(Records excerpted from a collection)
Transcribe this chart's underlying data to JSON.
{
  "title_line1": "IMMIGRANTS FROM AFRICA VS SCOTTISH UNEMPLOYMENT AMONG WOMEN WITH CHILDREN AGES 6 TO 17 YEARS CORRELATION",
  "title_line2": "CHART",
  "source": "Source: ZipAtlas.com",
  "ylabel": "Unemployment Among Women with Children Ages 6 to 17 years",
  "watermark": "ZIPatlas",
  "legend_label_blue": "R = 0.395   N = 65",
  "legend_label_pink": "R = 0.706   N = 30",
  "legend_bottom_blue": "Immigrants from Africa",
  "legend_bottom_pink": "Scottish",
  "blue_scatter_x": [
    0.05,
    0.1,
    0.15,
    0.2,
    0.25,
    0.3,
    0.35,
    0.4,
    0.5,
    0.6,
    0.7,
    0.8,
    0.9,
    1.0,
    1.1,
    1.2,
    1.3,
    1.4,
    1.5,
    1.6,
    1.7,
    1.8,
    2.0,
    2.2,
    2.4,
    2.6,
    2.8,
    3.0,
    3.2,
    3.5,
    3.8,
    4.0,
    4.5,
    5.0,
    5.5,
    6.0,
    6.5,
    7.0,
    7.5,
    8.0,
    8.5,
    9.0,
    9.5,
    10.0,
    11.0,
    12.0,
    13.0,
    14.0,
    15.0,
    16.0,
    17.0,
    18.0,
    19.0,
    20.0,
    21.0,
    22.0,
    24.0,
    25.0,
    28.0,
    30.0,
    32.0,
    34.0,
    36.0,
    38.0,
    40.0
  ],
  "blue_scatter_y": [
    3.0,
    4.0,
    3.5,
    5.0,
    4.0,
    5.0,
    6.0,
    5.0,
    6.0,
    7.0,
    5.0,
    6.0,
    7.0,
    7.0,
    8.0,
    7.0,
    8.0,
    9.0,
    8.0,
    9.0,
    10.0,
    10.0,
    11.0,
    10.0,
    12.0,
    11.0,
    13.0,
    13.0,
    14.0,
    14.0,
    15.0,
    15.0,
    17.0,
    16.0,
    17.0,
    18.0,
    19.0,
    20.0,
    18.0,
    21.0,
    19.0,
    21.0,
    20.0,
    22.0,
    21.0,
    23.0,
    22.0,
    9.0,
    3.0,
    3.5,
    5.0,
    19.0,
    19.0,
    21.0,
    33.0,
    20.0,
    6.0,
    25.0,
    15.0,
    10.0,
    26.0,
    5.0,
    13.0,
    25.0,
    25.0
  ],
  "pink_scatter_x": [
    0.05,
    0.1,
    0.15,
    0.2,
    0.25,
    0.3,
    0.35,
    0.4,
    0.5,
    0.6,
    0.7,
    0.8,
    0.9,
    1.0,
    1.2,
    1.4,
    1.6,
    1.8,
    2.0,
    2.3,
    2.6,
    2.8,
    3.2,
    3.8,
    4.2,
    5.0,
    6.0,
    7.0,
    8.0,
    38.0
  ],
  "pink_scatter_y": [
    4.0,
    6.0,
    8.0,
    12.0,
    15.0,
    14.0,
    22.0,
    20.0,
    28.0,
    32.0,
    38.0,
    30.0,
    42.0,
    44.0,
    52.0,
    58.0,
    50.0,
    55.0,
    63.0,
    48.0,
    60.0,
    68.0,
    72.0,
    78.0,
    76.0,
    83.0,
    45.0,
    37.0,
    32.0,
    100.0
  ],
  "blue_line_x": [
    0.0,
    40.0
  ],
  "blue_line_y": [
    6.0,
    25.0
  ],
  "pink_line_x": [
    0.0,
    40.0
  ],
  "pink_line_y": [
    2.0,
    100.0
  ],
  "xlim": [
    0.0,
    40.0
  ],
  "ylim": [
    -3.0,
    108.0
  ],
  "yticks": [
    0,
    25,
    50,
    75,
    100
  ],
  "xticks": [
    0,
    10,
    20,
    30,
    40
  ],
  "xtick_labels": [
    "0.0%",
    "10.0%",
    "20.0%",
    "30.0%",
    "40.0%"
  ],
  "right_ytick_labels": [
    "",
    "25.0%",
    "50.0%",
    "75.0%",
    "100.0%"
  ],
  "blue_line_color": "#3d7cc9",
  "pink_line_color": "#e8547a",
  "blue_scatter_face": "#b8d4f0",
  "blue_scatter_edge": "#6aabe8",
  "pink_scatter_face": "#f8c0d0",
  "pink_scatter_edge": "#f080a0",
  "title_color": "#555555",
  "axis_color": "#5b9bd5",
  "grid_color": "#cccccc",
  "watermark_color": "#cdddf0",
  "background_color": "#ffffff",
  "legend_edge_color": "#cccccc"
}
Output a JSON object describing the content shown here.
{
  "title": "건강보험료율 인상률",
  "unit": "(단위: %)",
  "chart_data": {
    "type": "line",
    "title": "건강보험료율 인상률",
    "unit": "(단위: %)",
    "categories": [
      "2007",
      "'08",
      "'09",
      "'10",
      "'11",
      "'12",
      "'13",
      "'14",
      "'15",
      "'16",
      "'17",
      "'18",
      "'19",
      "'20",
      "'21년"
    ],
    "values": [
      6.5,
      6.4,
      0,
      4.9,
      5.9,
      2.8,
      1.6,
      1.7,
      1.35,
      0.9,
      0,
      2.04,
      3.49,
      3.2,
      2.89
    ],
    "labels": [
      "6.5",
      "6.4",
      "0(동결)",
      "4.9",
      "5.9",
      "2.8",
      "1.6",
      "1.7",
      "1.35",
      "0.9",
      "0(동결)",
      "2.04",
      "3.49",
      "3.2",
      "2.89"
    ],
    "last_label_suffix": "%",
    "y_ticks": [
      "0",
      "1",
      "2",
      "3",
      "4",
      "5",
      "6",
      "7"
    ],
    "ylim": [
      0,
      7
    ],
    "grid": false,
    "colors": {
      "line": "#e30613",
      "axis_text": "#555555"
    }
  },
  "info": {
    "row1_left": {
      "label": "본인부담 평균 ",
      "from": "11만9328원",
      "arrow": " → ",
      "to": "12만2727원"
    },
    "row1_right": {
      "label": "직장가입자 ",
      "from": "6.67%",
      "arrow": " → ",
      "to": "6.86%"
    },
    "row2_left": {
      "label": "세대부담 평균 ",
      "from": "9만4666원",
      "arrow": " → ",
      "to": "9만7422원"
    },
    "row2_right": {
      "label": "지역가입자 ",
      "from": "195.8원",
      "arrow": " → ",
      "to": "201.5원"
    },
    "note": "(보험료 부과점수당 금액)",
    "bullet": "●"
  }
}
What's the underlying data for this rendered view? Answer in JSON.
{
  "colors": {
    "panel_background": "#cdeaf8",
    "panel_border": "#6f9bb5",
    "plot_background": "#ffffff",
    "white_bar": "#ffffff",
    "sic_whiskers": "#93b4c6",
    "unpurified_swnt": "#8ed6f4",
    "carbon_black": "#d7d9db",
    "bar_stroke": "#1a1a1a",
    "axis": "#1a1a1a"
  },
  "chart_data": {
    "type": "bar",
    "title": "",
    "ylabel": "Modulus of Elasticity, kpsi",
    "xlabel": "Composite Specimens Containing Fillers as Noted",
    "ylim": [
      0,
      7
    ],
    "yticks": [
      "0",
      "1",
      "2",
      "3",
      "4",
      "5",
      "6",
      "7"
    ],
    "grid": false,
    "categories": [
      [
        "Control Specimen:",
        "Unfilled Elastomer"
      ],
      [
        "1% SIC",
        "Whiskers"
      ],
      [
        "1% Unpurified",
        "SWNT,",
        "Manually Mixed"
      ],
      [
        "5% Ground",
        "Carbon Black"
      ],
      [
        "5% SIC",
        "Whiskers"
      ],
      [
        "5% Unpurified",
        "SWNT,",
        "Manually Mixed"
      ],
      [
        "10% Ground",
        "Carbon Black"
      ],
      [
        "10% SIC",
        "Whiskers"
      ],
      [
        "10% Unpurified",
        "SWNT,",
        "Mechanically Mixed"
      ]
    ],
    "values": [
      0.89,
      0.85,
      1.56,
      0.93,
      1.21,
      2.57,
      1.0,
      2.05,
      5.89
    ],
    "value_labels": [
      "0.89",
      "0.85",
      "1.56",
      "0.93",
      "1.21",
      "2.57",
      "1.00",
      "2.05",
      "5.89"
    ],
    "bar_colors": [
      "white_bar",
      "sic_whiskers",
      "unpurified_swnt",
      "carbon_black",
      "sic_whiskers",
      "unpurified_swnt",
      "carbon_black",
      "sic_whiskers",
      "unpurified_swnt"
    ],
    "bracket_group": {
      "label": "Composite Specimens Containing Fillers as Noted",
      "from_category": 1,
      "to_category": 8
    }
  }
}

▸ **Task details**: All lines that include "Fillers" are to be gathered and copied.

▸ **Exercise answer**:
    "xlabel": "Composite Specimens Containing Fillers as Noted",
      "label": "Composite Specimens Containing Fillers as Noted",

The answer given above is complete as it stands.